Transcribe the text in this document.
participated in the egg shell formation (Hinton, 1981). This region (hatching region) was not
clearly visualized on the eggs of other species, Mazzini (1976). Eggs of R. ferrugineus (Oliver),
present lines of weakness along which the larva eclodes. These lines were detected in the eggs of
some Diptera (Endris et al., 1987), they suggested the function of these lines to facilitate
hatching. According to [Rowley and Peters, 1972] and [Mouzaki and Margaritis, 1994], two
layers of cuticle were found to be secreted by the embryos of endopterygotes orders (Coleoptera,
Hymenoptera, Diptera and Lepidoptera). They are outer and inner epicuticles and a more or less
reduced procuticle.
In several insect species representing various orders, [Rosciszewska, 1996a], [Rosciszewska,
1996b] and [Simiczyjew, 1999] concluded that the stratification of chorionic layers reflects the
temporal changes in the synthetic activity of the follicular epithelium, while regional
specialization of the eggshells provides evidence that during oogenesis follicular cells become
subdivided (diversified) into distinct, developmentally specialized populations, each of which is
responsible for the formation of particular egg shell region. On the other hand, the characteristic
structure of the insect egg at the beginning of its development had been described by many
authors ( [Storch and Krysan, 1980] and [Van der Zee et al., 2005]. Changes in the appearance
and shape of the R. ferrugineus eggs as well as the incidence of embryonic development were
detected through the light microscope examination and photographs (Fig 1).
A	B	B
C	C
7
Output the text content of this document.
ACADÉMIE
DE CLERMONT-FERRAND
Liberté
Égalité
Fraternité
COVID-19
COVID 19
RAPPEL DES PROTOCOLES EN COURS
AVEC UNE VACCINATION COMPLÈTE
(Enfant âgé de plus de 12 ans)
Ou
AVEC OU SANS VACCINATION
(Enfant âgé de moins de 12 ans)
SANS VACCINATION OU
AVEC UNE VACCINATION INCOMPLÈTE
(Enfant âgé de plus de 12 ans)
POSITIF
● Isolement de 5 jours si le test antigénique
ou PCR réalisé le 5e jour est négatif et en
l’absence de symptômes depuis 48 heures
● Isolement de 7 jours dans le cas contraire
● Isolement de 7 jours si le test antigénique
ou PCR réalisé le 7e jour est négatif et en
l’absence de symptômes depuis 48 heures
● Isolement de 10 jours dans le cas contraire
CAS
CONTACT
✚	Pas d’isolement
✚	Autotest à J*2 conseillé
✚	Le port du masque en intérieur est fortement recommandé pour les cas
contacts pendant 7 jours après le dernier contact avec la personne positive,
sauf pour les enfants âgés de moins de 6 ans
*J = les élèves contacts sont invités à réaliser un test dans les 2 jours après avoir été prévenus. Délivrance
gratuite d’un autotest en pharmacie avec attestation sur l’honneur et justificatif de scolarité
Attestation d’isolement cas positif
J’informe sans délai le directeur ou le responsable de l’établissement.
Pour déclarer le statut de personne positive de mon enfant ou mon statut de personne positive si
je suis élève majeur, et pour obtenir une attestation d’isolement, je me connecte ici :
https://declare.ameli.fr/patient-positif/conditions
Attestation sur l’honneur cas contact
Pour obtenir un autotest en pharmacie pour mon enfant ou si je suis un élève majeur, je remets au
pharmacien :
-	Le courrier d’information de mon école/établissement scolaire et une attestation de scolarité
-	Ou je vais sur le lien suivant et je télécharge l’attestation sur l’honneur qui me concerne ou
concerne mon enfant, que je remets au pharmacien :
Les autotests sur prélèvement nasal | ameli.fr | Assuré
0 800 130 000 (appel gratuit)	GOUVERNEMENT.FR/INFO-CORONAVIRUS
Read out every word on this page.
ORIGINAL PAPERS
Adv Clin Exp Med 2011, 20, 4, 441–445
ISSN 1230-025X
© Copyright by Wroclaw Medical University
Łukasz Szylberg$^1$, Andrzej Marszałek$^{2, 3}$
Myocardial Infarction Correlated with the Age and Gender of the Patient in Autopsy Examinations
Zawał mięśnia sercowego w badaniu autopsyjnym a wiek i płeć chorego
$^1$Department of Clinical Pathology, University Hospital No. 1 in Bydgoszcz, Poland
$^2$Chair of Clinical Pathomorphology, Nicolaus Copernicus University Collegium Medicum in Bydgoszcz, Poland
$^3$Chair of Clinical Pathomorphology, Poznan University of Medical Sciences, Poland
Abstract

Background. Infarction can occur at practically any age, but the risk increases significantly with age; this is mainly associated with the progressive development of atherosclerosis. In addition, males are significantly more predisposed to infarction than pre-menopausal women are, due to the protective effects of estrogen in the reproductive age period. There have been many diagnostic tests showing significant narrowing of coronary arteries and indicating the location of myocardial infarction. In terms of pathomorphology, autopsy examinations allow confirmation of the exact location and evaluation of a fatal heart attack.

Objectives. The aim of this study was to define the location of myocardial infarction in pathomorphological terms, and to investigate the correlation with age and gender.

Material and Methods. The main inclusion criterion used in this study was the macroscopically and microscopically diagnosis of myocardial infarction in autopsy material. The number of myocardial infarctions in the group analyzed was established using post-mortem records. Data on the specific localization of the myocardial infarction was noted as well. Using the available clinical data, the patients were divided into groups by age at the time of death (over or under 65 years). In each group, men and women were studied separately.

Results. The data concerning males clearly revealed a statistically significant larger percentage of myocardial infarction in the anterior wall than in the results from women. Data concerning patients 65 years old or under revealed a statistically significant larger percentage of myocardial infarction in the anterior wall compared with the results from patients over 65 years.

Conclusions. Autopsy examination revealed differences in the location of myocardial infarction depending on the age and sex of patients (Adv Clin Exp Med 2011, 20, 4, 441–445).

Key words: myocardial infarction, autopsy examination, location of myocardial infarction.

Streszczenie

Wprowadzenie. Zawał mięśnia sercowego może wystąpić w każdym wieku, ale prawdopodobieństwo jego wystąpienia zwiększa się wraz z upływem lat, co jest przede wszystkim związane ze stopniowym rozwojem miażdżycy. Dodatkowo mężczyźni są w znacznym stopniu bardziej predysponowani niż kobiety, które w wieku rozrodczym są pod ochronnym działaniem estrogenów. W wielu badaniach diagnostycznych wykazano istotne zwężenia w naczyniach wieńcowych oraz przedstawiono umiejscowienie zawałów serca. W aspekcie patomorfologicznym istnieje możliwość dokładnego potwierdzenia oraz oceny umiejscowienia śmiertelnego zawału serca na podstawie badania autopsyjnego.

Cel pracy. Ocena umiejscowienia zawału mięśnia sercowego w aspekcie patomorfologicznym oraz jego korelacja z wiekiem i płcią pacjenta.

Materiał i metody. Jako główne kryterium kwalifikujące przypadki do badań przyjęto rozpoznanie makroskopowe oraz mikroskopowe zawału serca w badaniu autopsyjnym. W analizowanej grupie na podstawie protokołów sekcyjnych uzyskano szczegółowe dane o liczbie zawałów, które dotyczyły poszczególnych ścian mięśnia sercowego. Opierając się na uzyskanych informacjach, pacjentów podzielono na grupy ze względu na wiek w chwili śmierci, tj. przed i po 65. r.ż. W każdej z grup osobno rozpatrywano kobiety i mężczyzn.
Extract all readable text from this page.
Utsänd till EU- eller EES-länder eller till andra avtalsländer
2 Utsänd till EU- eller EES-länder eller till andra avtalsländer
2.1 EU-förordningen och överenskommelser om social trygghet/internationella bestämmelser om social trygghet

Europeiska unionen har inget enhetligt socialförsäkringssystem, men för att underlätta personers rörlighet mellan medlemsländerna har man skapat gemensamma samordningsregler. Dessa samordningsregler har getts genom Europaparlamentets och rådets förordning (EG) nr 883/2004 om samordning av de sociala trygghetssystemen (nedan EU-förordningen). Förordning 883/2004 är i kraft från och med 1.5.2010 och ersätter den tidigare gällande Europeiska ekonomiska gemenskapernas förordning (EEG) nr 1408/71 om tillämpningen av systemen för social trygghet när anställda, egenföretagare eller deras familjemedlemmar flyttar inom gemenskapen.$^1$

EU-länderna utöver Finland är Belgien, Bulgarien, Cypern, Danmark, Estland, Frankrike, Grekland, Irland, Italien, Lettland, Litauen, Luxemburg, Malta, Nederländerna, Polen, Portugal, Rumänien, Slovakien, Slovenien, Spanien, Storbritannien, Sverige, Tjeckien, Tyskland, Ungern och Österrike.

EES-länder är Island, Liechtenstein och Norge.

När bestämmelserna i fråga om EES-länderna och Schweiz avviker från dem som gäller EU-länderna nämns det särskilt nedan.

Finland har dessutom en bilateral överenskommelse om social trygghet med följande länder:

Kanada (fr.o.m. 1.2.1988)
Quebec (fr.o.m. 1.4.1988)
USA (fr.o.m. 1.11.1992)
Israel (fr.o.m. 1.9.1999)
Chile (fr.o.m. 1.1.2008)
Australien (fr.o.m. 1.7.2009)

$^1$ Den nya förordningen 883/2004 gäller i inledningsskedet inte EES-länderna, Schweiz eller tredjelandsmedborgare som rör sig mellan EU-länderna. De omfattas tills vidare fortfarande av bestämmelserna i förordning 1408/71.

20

· · · ·

» Instructions for the task
State the number of lines in the material holding the word "Diptera". Add nothing else.

» Your response
2